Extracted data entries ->

■ ■ ■ ■ ■ ■ ■

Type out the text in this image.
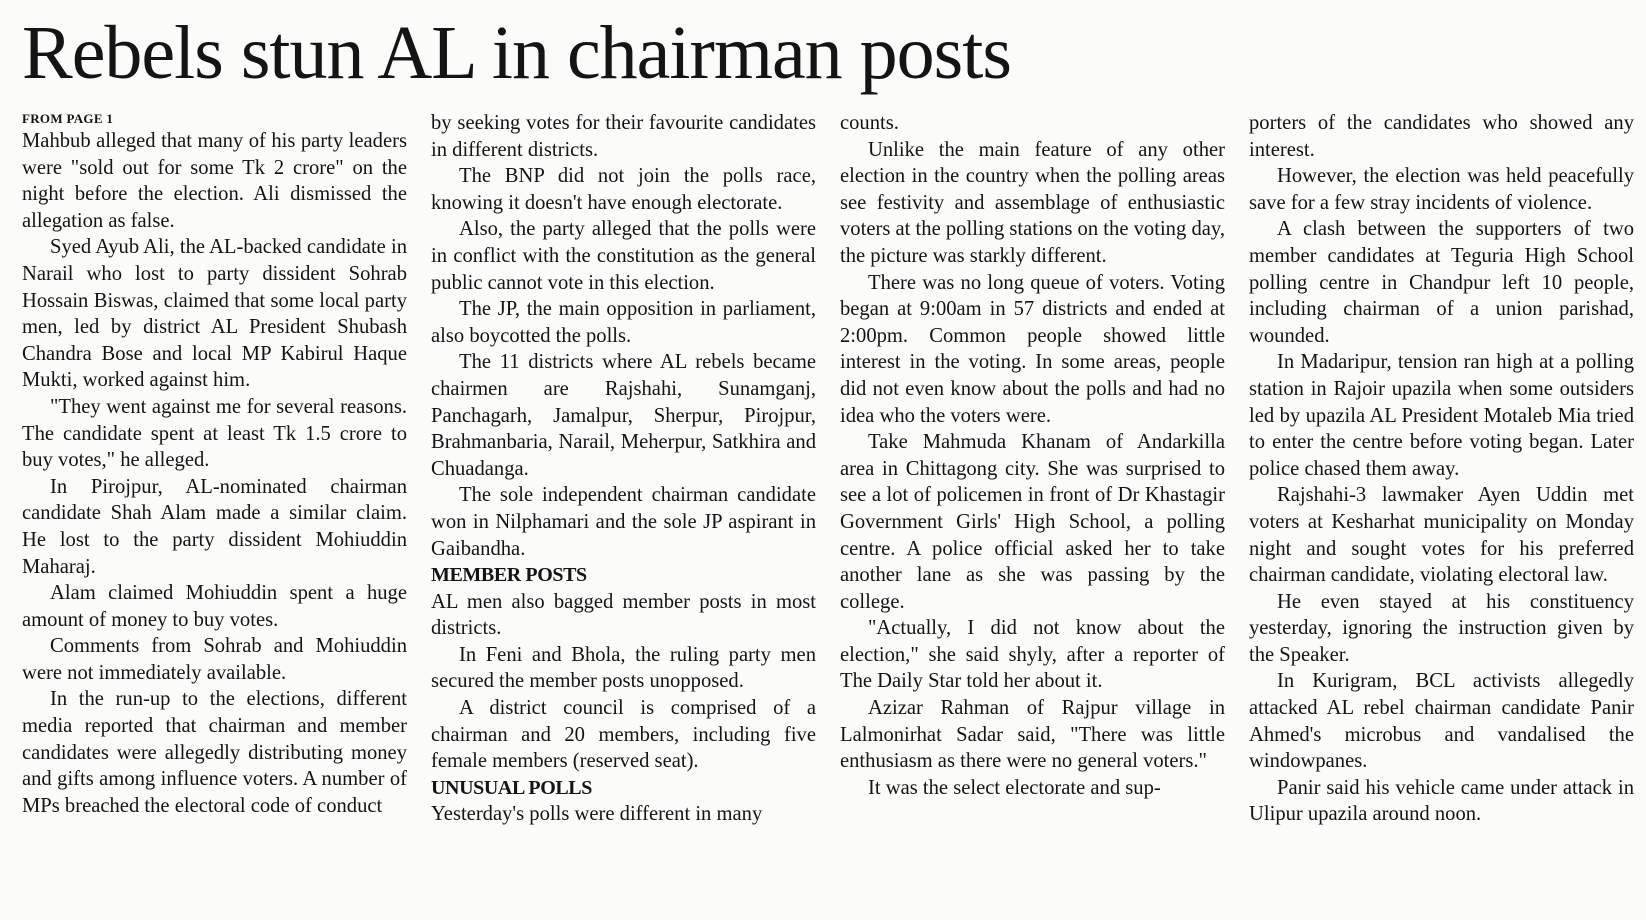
Rebels stun AL in chairman posts
FROM PAGE 1

Mahbub alleged that many of his party leaders were "sold out for some Tk 2 crore" on the night before the election. Ali dismissed the allegation as false.

Syed Ayub Ali, the AL-backed candidate in Narail who lost to party dissident Sohrab Hossain Biswas, claimed that some local party men, led by district AL President Shubash Chandra Bose and local MP Kabirul Haque Mukti, worked against him.

"They went against me for several reasons. The candidate spent at least Tk 1.5 crore to buy votes," he alleged.

In Pirojpur, AL-nominated chairman candidate Shah Alam made a similar claim. He lost to the party dissident Mohiuddin Maharaj.

Alam claimed Mohiuddin spent a huge amount of money to buy votes.

Comments from Sohrab and Mohiuddin were not immediately available.

In the run-up to the elections, different media reported that chairman and member candidates were allegedly distributing money and gifts among influence voters. A number of MPs breached the electoral code of conduct

by seeking votes for their favourite candidates in different districts.

The BNP did not join the polls race, knowing it doesn't have enough electorate.

Also, the party alleged that the polls were in conflict with the constitution as the general public cannot vote in this election.

The JP, the main opposition in parliament, also boycotted the polls.

The 11 districts where AL rebels became chairmen are Rajshahi, Sunamganj, Panchagarh, Jamalpur, Sherpur, Pirojpur, Brahmanbaria, Narail, Meherpur, Satkhira and Chuadanga.

The sole independent chairman candidate won in Nilphamari and the sole JP aspirant in Gaibandha.

MEMBER POSTS

AL men also bagged member posts in most districts.

In Feni and Bhola, the ruling party men secured the member posts unopposed.

A district council is comprised of a chairman and 20 members, including five female members (reserved seat).

UNUSUAL POLLS

Yesterday's polls were different in many

counts.

Unlike the main feature of any other election in the country when the polling areas see festivity and assemblage of enthusiastic voters at the polling stations on the voting day, the picture was starkly different.

There was no long queue of voters. Voting began at 9:00am in 57 districts and ended at 2:00pm. Common people showed little interest in the voting. In some areas, people did not even know about the polls and had no idea who the voters were.

Take Mahmuda Khanam of Andarkilla area in Chittagong city. She was surprised to see a lot of policemen in front of Dr Khastagir Government Girls' High School, a polling centre. A police official asked her to take another lane as she was passing by the college.

"Actually, I did not know about the election," she said shyly, after a reporter of The Daily Star told her about it.

Azizar Rahman of Rajpur village in Lalmonirhat Sadar said, "There was little enthusiasm as there were no general voters."

It was the select electorate and sup-

porters of the candidates who showed any interest.

However, the election was held peacefully save for a few stray incidents of violence.

A clash between the supporters of two member candidates at Teguria High School polling centre in Chandpur left 10 people, including chairman of a union parishad, wounded.

In Madaripur, tension ran high at a polling station in Rajoir upazila when some outsiders led by upazila AL President Motaleb Mia tried to enter the centre before voting began. Later police chased them away.

Rajshahi-3 lawmaker Ayen Uddin met voters at Kesharhat municipality on Monday night and sought votes for his preferred chairman candidate, violating electoral law.

He even stayed at his constituency yesterday, ignoring the instruction given by the Speaker.

In Kurigram, BCL activists allegedly attacked AL rebel chairman candidate Panir Ahmed's microbus and vandalised the windowpanes.

Panir said his vehicle came under attack in Ulipur upazila around noon.
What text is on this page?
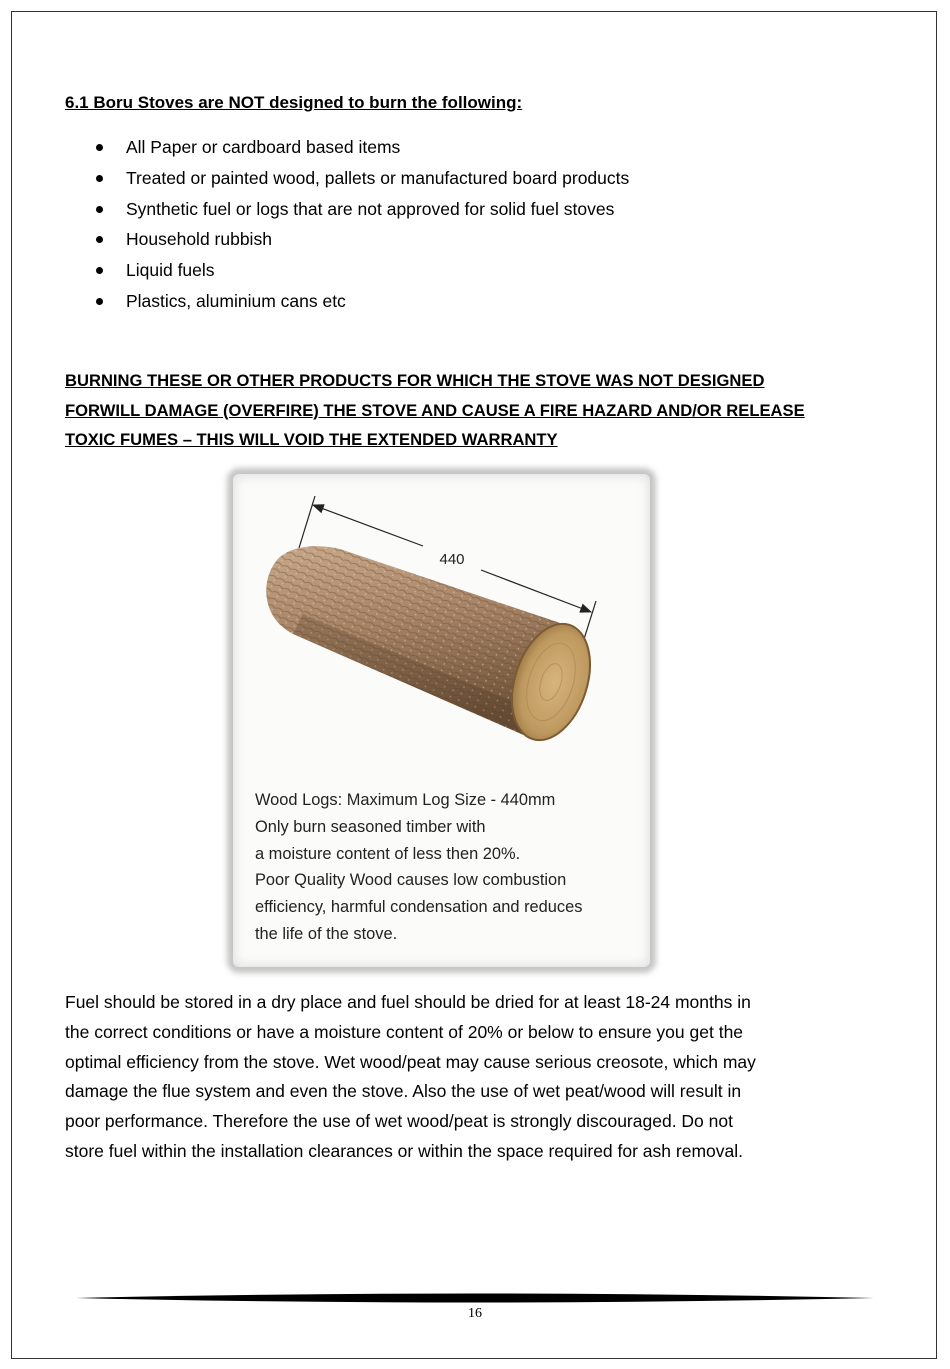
6.1 Boru Stoves are NOT designed to burn the following:
All Paper or cardboard based items
Treated or painted wood, pallets or manufactured board products
Synthetic fuel or logs that are not approved for solid fuel stoves
Household rubbish
Liquid fuels
Plastics, aluminium cans etc

BURNING THESE OR OTHER PRODUCTS FOR WHICH THE STOVE WAS NOT DESIGNED
FORWILL DAMAGE (OVERFIRE) THE STOVE AND CAUSE A FIRE HAZARD AND/OR RELEASE
TOXIC FUMES – THIS WILL VOID THE EXTENDED WARRANTY

440
Wood Logs: Maximum Log Size - 440mm
Only burn seasoned timber with
a moisture content of less then 20%.
Poor Quality Wood causes low combustion
efficiency, harmful condensation and reduces
the life of the stove.
Fuel should be stored in a dry place and fuel should be dried for at least 18-24 months in
the correct conditions or have a moisture content of 20% or below to ensure you get the
optimal efficiency from the stove. Wet wood/peat may cause serious creosote, which may
damage the flue system and even the stove. Also the use of wet peat/wood will result in
poor performance. Therefore the use of wet wood/peat is strongly discouraged. Do not
store fuel within the installation clearances or within the space required for ash removal.
16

■ ■ ■ ■ ■ ■ ■

PROBLEM TO WORK ON -> Go through the listing above line by line and say how many lines hold the word "efficiency". Reply with that number only.

TASK ANSWER -> 2